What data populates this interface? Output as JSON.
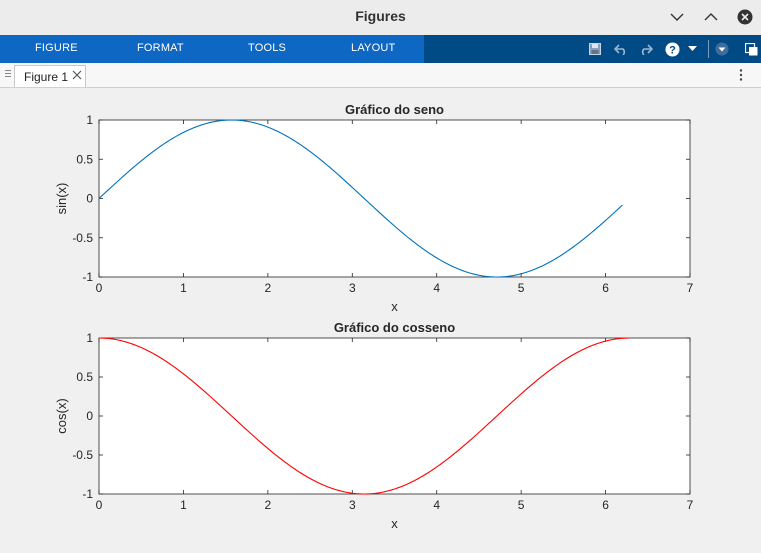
{
  "window": {
    "title": "Figures"
  },
  "ribbon": {
    "tabs": [
      {
        "label": "FIGURE"
      },
      {
        "label": "FORMAT"
      },
      {
        "label": "TOOLS"
      },
      {
        "label": "LAYOUT"
      }
    ],
    "quick_access": [
      "save-icon",
      "undo-icon",
      "redo-icon",
      "help-icon",
      "dropdown-icon",
      "collapse-ribbon-icon",
      "undock-icon"
    ]
  },
  "document_tabs": [
    {
      "label": "Figure 1"
    }
  ],
  "colors": {
    "ribbon": "#004a86",
    "ribbon_tabs": "#0e67c2",
    "sine": "#0072bd",
    "cosine": "#ff0000"
  },
  "chart_data": [
    {
      "type": "line",
      "title": "Gráfico do seno",
      "xlabel": "x",
      "ylabel": "sin(x)",
      "xlim": [
        0,
        7
      ],
      "ylim": [
        -1,
        1
      ],
      "xticks": [
        "0",
        "1",
        "2",
        "3",
        "4",
        "5",
        "6",
        "7"
      ],
      "yticks": [
        "-1",
        "-0.5",
        "0",
        "0.5",
        "1"
      ],
      "series": [
        {
          "function": "sin",
          "x_start": 0,
          "x_end": 6.2,
          "color": "#0072bd"
        }
      ]
    },
    {
      "type": "line",
      "title": "Gráfico do cosseno",
      "xlabel": "x",
      "ylabel": "cos(x)",
      "xlim": [
        0,
        7
      ],
      "ylim": [
        -1,
        1
      ],
      "xticks": [
        "0",
        "1",
        "2",
        "3",
        "4",
        "5",
        "6",
        "7"
      ],
      "yticks": [
        "-1",
        "-0.5",
        "0",
        "0.5",
        "1"
      ],
      "series": [
        {
          "function": "cos",
          "x_start": 0,
          "x_end": 6.2832,
          "color": "#ff0000"
        }
      ]
    }
  ]
}
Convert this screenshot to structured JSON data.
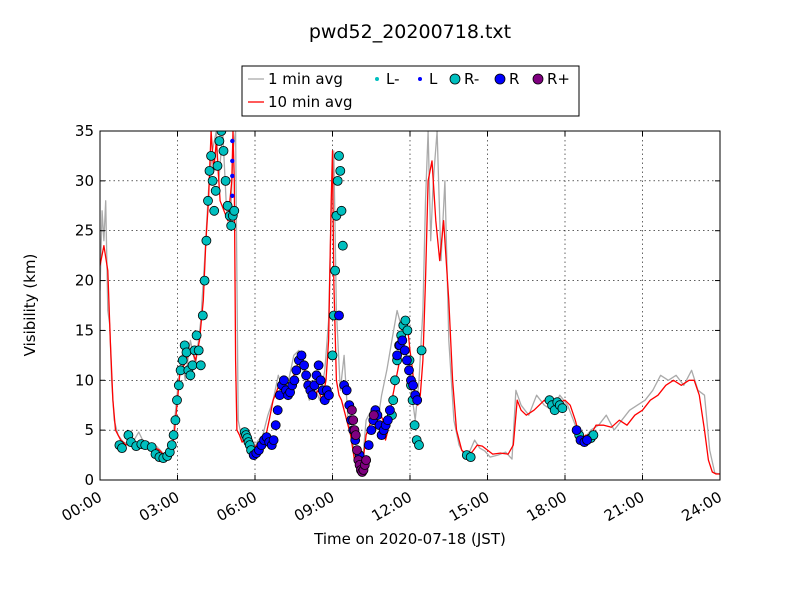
{
  "chart_data": {
    "type": "line",
    "title": "pwd52_20200718.txt",
    "xlabel": "Time on 2020-07-18 (JST)",
    "ylabel": "Visibility (km)",
    "xlim_hours": [
      0,
      24
    ],
    "ylim": [
      0,
      35
    ],
    "x_ticks": [
      {
        "hour": 0,
        "label": "00:00"
      },
      {
        "hour": 3,
        "label": "03:00"
      },
      {
        "hour": 6,
        "label": "06:00"
      },
      {
        "hour": 9,
        "label": "09:00"
      },
      {
        "hour": 12,
        "label": "12:00"
      },
      {
        "hour": 15,
        "label": "15:00"
      },
      {
        "hour": 18,
        "label": "18:00"
      },
      {
        "hour": 21,
        "label": "21:00"
      },
      {
        "hour": 24,
        "label": "24:00"
      }
    ],
    "y_ticks": [
      0,
      5,
      10,
      15,
      20,
      25,
      30,
      35
    ],
    "grid": true,
    "legend_position": "top",
    "legend": [
      {
        "label": "1 min avg",
        "kind": "line",
        "color": "#aaaaaa"
      },
      {
        "label": "L-",
        "kind": "dot",
        "color": "#00bfbf"
      },
      {
        "label": "L",
        "kind": "dot",
        "color": "#0000ff"
      },
      {
        "label": "R-",
        "kind": "circle",
        "color": "#00bfbf"
      },
      {
        "label": "R",
        "kind": "circle",
        "color": "#0000ff"
      },
      {
        "label": "R+",
        "kind": "circle",
        "color": "#800080"
      },
      {
        "label": "10 min avg",
        "kind": "line",
        "color": "#ff0000"
      }
    ],
    "series": [
      {
        "name": "10 min avg",
        "color": "#ff0000",
        "x_hours": [
          0.0,
          0.15,
          0.3,
          0.4,
          0.5,
          0.6,
          0.8,
          0.9,
          1.0,
          1.3,
          1.6,
          2.0,
          2.3,
          2.5,
          2.7,
          2.85,
          3.0,
          3.1,
          3.25,
          3.4,
          3.55,
          3.7,
          3.85,
          4.0,
          4.1,
          4.2,
          4.3,
          4.4,
          4.5,
          4.65,
          4.8,
          4.95,
          5.1,
          5.15,
          5.2,
          5.25,
          5.3,
          5.4,
          5.5,
          5.6,
          5.75,
          5.9,
          6.0,
          6.1,
          6.25,
          6.4,
          6.55,
          6.7,
          6.85,
          7.0,
          7.15,
          7.3,
          7.5,
          7.7,
          7.85,
          8.0,
          8.15,
          8.3,
          8.45,
          8.6,
          8.75,
          8.85,
          8.95,
          9.0,
          9.05,
          9.15,
          9.25,
          9.35,
          9.5,
          9.7,
          9.85,
          10.0,
          10.15,
          10.3,
          10.5,
          10.65,
          10.8,
          10.95,
          11.05,
          11.15,
          11.3,
          11.45,
          11.6,
          11.75,
          11.9,
          12.0,
          12.1,
          12.2,
          12.3,
          12.4,
          12.5,
          12.6,
          12.7,
          12.85,
          13.0,
          13.15,
          13.3,
          13.5,
          13.65,
          13.8,
          14.0,
          14.2,
          14.4,
          14.6,
          14.8,
          15.0,
          15.2,
          15.5,
          15.8,
          16.0,
          16.15,
          16.3,
          16.5,
          16.8,
          17.0,
          17.2,
          17.4,
          17.6,
          17.8,
          18.0,
          18.2,
          18.4,
          18.6,
          18.8,
          19.0,
          19.2,
          19.5,
          19.8,
          20.1,
          20.4,
          20.7,
          21.0,
          21.3,
          21.6,
          21.9,
          22.2,
          22.5,
          22.8,
          23.0,
          23.2,
          23.4,
          23.55,
          23.7,
          23.85,
          24.0
        ],
        "values": [
          21.5,
          23.5,
          21.0,
          14.0,
          8.0,
          5.0,
          4.0,
          3.8,
          3.5,
          3.9,
          3.5,
          3.4,
          3.0,
          2.4,
          2.5,
          4.0,
          8.0,
          11.0,
          11.5,
          12.5,
          13.0,
          12.0,
          14.0,
          18.0,
          24.0,
          28.0,
          35.0,
          31.0,
          34.0,
          28.0,
          27.0,
          26.0,
          30.0,
          35.0,
          30.0,
          12.0,
          5.0,
          4.5,
          3.8,
          4.0,
          3.3,
          3.0,
          3.3,
          3.6,
          3.7,
          4.2,
          6.0,
          8.0,
          9.0,
          10.0,
          9.0,
          9.5,
          10.5,
          12.0,
          11.5,
          10.5,
          9.0,
          8.5,
          9.0,
          8.0,
          10.0,
          14.0,
          28.0,
          33.0,
          20.0,
          10.0,
          8.5,
          8.0,
          6.5,
          4.5,
          2.0,
          0.9,
          1.2,
          4.5,
          6.0,
          5.5,
          7.0,
          6.0,
          4.0,
          5.0,
          8.0,
          10.0,
          12.0,
          14.0,
          15.5,
          13.0,
          11.0,
          8.0,
          7.5,
          8.5,
          12.0,
          20.0,
          30.0,
          32.0,
          26.0,
          22.0,
          26.0,
          18.0,
          10.0,
          5.0,
          3.0,
          2.5,
          2.8,
          3.5,
          3.4,
          3.0,
          2.6,
          2.7,
          2.6,
          3.5,
          8.0,
          7.0,
          6.5,
          7.0,
          7.5,
          8.0,
          7.5,
          7.0,
          7.8,
          8.0,
          7.5,
          6.0,
          4.0,
          4.5,
          4.5,
          5.5,
          5.5,
          5.3,
          6.0,
          5.5,
          6.5,
          7.0,
          8.0,
          8.5,
          9.5,
          10.0,
          9.5,
          10.0,
          10.0,
          8.5,
          5.0,
          2.0,
          0.8,
          0.6,
          0.6
        ]
      },
      {
        "name": "1 min avg",
        "color": "#aaaaaa",
        "x_hours": [
          0.0,
          0.08,
          0.15,
          0.22,
          0.3,
          0.38,
          0.45,
          0.55,
          0.7,
          0.9,
          1.2,
          1.5,
          1.8,
          2.1,
          2.4,
          2.6,
          2.8,
          3.0,
          3.15,
          3.3,
          3.5,
          3.7,
          3.9,
          4.05,
          4.2,
          4.35,
          4.5,
          4.6,
          4.75,
          4.9,
          5.05,
          5.15,
          5.25,
          5.35,
          5.5,
          5.7,
          5.9,
          6.1,
          6.3,
          6.5,
          6.7,
          6.9,
          7.1,
          7.3,
          7.5,
          7.7,
          7.9,
          8.1,
          8.3,
          8.5,
          8.7,
          8.85,
          8.95,
          9.05,
          9.15,
          9.3,
          9.45,
          9.6,
          9.8,
          10.0,
          10.15,
          10.3,
          10.5,
          10.7,
          10.9,
          11.1,
          11.3,
          11.5,
          11.7,
          11.9,
          12.05,
          12.2,
          12.35,
          12.5,
          12.6,
          12.7,
          12.8,
          12.9,
          13.05,
          13.2,
          13.35,
          13.5,
          13.7,
          13.9,
          14.1,
          14.3,
          14.5,
          14.7,
          14.9,
          15.1,
          15.4,
          15.7,
          15.95,
          16.1,
          16.3,
          16.6,
          16.9,
          17.2,
          17.5,
          17.8,
          18.1,
          18.4,
          18.7,
          19.0,
          19.3,
          19.6,
          19.9,
          20.2,
          20.5,
          20.8,
          21.1,
          21.4,
          21.7,
          22.0,
          22.3,
          22.6,
          22.9,
          23.15,
          23.4,
          23.6,
          23.8,
          24.0
        ],
        "values": [
          19.0,
          27.0,
          24.0,
          28.0,
          17.0,
          15.5,
          10.0,
          6.0,
          4.5,
          3.8,
          3.5,
          4.8,
          3.2,
          3.6,
          2.8,
          2.3,
          3.5,
          9.0,
          12.5,
          10.0,
          14.0,
          11.5,
          16.0,
          22.0,
          29.0,
          33.0,
          35.0,
          30.0,
          35.0,
          27.0,
          26.0,
          33.0,
          35.0,
          6.0,
          4.0,
          3.5,
          2.8,
          3.9,
          4.5,
          6.5,
          8.0,
          10.5,
          9.0,
          10.0,
          12.5,
          13.0,
          10.5,
          8.0,
          9.5,
          8.0,
          11.0,
          16.0,
          27.0,
          33.0,
          17.0,
          9.0,
          12.5,
          6.0,
          3.5,
          1.0,
          1.5,
          6.0,
          7.0,
          5.0,
          8.5,
          11.0,
          14.0,
          17.0,
          15.0,
          12.0,
          9.0,
          6.0,
          10.0,
          17.0,
          28.0,
          35.0,
          24.0,
          30.0,
          35.0,
          22.0,
          30.0,
          14.0,
          6.0,
          3.5,
          2.5,
          2.8,
          4.0,
          3.2,
          2.9,
          2.3,
          2.5,
          2.8,
          2.1,
          9.0,
          7.5,
          6.5,
          8.5,
          7.5,
          7.0,
          8.5,
          7.5,
          5.5,
          4.0,
          5.0,
          5.5,
          6.5,
          5.0,
          6.0,
          7.0,
          7.5,
          8.0,
          9.0,
          10.5,
          10.0,
          10.5,
          9.5,
          11.0,
          9.0,
          8.5,
          3.0,
          0.7,
          0.6
        ]
      },
      {
        "name": "R-",
        "color": "#00bfbf",
        "x_hours": [
          0.75,
          0.85,
          1.1,
          1.2,
          1.4,
          1.6,
          1.75,
          2.0,
          2.15,
          2.3,
          2.45,
          2.6,
          2.7,
          2.78,
          2.85,
          2.92,
          2.98,
          3.05,
          3.12,
          3.2,
          3.28,
          3.35,
          3.42,
          3.5,
          3.58,
          3.66,
          3.74,
          3.82,
          3.9,
          3.98,
          4.05,
          4.12,
          4.18,
          4.24,
          4.3,
          4.36,
          4.42,
          4.48,
          4.55,
          4.62,
          4.7,
          4.78,
          4.86,
          4.94,
          5.02,
          5.08,
          5.14,
          5.2,
          5.6,
          5.65,
          5.7,
          5.75,
          5.8,
          5.85,
          9.0,
          9.05,
          9.1,
          9.15,
          9.2,
          9.25,
          9.3,
          9.35,
          9.4,
          11.3,
          11.35,
          11.42,
          11.5,
          11.58,
          11.66,
          11.74,
          11.82,
          11.9,
          11.98,
          12.04,
          12.1,
          12.18,
          12.26,
          12.35,
          12.45,
          14.2,
          14.35,
          17.4,
          17.5,
          17.6,
          17.7,
          17.8,
          17.9,
          18.55,
          19.0,
          19.1
        ],
        "values": [
          3.5,
          3.2,
          4.5,
          3.8,
          3.4,
          3.6,
          3.5,
          3.3,
          2.6,
          2.3,
          2.2,
          2.4,
          2.8,
          3.5,
          4.5,
          6.0,
          8.0,
          9.5,
          11.0,
          12.0,
          13.5,
          12.8,
          11.0,
          10.5,
          11.5,
          13.0,
          14.5,
          13.0,
          11.5,
          16.5,
          20.0,
          24.0,
          28.0,
          31.0,
          32.5,
          30.0,
          27.0,
          29.0,
          31.5,
          34.0,
          35.0,
          33.0,
          30.0,
          27.5,
          26.5,
          25.5,
          26.5,
          27.0,
          4.8,
          4.5,
          4.2,
          3.8,
          3.5,
          3.0,
          12.5,
          16.5,
          21.0,
          26.5,
          30.0,
          32.5,
          31.0,
          27.0,
          23.5,
          6.5,
          8.0,
          10.0,
          12.0,
          13.5,
          14.5,
          15.5,
          16.0,
          15.0,
          12.0,
          9.5,
          8.0,
          5.5,
          4.0,
          3.5,
          13.0,
          2.5,
          2.3,
          8.0,
          7.5,
          7.0,
          7.8,
          7.5,
          7.2,
          4.5,
          4.2,
          4.5
        ]
      },
      {
        "name": "R",
        "color": "#0000ff",
        "x_hours": [
          5.95,
          6.05,
          6.15,
          6.25,
          6.35,
          6.45,
          6.55,
          6.65,
          6.72,
          6.8,
          6.88,
          6.96,
          7.04,
          7.12,
          7.2,
          7.28,
          7.36,
          7.44,
          7.52,
          7.6,
          7.7,
          7.8,
          7.9,
          7.98,
          8.06,
          8.14,
          8.22,
          8.3,
          8.38,
          8.46,
          8.54,
          8.62,
          8.7,
          8.78,
          8.86,
          9.45,
          9.55,
          9.65,
          9.72,
          9.8,
          9.88,
          10.05,
          10.3,
          10.4,
          10.5,
          10.58,
          10.66,
          10.74,
          10.82,
          10.9,
          10.98,
          11.06,
          11.14,
          11.22,
          11.5,
          11.6,
          11.7,
          11.8,
          11.88,
          11.96,
          12.04,
          12.12,
          12.2,
          12.28,
          9.25,
          18.45,
          18.6,
          18.75,
          18.85
        ],
        "values": [
          2.5,
          2.7,
          3.0,
          3.5,
          4.0,
          4.3,
          3.8,
          3.5,
          4.0,
          5.5,
          7.0,
          8.5,
          9.5,
          10.0,
          9.0,
          8.5,
          8.8,
          9.5,
          10.0,
          11.0,
          12.0,
          12.5,
          11.5,
          10.5,
          9.5,
          9.0,
          8.5,
          9.5,
          10.5,
          11.5,
          10.0,
          9.0,
          8.0,
          9.0,
          8.5,
          9.5,
          9.0,
          7.5,
          6.0,
          5.0,
          4.0,
          2.5,
          2.0,
          3.5,
          5.0,
          6.0,
          7.0,
          6.5,
          5.5,
          4.5,
          5.0,
          5.5,
          6.0,
          7.0,
          12.5,
          13.5,
          14.0,
          13.0,
          12.0,
          11.0,
          10.0,
          9.5,
          8.5,
          8.0,
          16.5,
          5.0,
          4.0,
          3.8,
          4.0
        ]
      },
      {
        "name": "R+",
        "color": "#800080",
        "x_hours": [
          9.75,
          9.8,
          9.85,
          9.9,
          9.95,
          10.0,
          10.05,
          10.1,
          10.15,
          10.2,
          10.25,
          10.3,
          10.6
        ],
        "values": [
          7.0,
          6.0,
          5.0,
          4.5,
          3.0,
          2.0,
          1.5,
          1.0,
          0.8,
          1.0,
          1.5,
          2.0,
          6.5
        ]
      },
      {
        "name": "L",
        "color": "#0000ff",
        "x_hours": [
          5.12,
          5.12,
          5.12,
          5.12
        ],
        "values": [
          34.0,
          32.0,
          30.5,
          28.5
        ]
      }
    ]
  }
}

> _Your objective_:
From the listing above, pick out each line where the word "ylabel" appears.

> _Answer below_:
      "ylabel": "sin(x)",
      "ylabel": "cos(x)",
    "ylabel": "Visibility (km)",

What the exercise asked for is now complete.